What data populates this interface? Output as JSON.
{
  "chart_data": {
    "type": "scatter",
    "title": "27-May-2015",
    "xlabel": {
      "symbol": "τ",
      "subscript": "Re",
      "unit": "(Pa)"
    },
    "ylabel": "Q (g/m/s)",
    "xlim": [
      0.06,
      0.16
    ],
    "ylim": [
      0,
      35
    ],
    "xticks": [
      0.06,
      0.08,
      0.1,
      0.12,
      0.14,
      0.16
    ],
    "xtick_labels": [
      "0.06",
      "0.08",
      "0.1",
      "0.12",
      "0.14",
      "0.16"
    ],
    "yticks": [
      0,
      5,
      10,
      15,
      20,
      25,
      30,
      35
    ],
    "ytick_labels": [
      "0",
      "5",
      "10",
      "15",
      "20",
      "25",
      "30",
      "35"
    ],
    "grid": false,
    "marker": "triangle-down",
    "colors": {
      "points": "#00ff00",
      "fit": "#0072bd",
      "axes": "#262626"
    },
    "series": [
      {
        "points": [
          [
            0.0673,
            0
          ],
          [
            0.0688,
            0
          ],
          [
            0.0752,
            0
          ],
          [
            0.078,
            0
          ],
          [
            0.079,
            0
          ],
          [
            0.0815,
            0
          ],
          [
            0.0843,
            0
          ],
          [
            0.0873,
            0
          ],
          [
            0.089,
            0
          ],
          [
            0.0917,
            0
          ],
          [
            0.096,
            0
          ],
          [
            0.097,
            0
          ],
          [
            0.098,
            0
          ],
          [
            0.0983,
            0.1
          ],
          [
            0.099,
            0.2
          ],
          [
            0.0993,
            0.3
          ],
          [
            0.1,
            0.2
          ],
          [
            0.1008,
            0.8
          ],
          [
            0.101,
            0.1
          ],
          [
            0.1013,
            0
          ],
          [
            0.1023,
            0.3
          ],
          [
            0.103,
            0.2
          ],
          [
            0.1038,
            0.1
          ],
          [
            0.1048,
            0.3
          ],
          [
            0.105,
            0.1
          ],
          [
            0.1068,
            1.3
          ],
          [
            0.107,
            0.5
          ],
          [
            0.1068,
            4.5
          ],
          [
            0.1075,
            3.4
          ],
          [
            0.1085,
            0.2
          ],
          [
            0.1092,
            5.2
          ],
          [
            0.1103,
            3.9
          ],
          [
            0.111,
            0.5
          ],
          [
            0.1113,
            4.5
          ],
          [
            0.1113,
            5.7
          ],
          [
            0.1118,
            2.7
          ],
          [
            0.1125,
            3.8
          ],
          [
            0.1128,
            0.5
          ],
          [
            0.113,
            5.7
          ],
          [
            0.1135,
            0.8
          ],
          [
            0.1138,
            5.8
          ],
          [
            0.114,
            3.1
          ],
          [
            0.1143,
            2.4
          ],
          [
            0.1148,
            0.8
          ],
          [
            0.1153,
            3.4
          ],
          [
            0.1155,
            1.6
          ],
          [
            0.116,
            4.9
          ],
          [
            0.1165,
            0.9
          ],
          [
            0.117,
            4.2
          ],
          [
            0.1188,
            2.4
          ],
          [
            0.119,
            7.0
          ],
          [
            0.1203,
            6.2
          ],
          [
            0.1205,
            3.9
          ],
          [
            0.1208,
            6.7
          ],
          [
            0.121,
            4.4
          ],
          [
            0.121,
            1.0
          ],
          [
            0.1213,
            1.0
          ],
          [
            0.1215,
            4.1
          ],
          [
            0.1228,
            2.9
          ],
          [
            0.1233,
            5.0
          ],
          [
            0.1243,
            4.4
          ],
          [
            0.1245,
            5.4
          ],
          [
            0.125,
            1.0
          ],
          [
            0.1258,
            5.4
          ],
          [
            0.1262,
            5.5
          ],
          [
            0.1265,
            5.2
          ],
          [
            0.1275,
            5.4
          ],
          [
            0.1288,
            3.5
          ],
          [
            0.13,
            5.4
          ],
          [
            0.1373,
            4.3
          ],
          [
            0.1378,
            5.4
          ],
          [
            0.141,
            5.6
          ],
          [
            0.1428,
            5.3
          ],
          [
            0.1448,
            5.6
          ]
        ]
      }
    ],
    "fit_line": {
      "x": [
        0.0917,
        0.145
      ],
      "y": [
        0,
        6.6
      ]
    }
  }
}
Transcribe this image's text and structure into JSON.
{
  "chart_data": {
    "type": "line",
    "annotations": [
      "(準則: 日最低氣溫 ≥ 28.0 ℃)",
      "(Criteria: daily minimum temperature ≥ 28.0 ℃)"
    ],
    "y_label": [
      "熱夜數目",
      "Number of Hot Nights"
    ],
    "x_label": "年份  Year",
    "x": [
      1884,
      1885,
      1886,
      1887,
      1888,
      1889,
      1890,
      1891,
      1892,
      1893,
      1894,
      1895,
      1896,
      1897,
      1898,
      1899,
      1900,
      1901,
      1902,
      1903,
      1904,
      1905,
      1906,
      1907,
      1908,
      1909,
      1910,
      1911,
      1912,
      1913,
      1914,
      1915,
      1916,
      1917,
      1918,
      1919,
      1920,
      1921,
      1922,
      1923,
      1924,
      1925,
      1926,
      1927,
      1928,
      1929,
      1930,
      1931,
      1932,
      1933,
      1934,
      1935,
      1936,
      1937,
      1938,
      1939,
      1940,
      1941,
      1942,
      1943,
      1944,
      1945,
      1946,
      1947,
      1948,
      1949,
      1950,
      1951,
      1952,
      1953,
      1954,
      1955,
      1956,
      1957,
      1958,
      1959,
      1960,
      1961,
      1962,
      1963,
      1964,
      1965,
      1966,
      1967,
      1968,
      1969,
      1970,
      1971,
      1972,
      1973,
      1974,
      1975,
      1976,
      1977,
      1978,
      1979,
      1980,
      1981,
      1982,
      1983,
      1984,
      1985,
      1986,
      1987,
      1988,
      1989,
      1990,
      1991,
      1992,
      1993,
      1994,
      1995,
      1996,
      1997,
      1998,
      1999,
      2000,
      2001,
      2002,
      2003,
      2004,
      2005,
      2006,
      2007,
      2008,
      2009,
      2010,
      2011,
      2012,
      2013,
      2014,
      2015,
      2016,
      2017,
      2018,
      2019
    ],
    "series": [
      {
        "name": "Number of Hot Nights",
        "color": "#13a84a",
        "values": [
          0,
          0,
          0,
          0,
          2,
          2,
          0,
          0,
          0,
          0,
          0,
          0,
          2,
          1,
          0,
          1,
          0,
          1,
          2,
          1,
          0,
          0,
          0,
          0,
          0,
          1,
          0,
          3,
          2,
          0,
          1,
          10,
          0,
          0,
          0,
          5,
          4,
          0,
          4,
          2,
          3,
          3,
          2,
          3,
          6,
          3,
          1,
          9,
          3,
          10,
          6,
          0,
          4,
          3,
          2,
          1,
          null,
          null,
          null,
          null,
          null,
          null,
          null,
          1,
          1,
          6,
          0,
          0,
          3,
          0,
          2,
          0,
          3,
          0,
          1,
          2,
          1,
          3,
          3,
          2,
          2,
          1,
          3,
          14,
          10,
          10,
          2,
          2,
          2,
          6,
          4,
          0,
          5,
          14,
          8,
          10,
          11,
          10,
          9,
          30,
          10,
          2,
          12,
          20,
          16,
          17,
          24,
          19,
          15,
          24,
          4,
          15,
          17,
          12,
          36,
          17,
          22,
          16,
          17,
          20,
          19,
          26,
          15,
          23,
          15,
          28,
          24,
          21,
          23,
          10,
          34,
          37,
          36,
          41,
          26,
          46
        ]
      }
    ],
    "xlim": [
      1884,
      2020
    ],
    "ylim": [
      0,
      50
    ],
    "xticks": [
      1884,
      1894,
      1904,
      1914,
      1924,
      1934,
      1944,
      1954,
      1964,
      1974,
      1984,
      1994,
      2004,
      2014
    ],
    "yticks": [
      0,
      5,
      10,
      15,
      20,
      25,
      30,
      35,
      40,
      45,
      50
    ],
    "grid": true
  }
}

- - - - - - -

■ Task prompt ■
Copy out the lines in which the string "Number" appears.

■ Answer below ■
      "Number of Hot Nights"
        "name": "Number of Hot Nights",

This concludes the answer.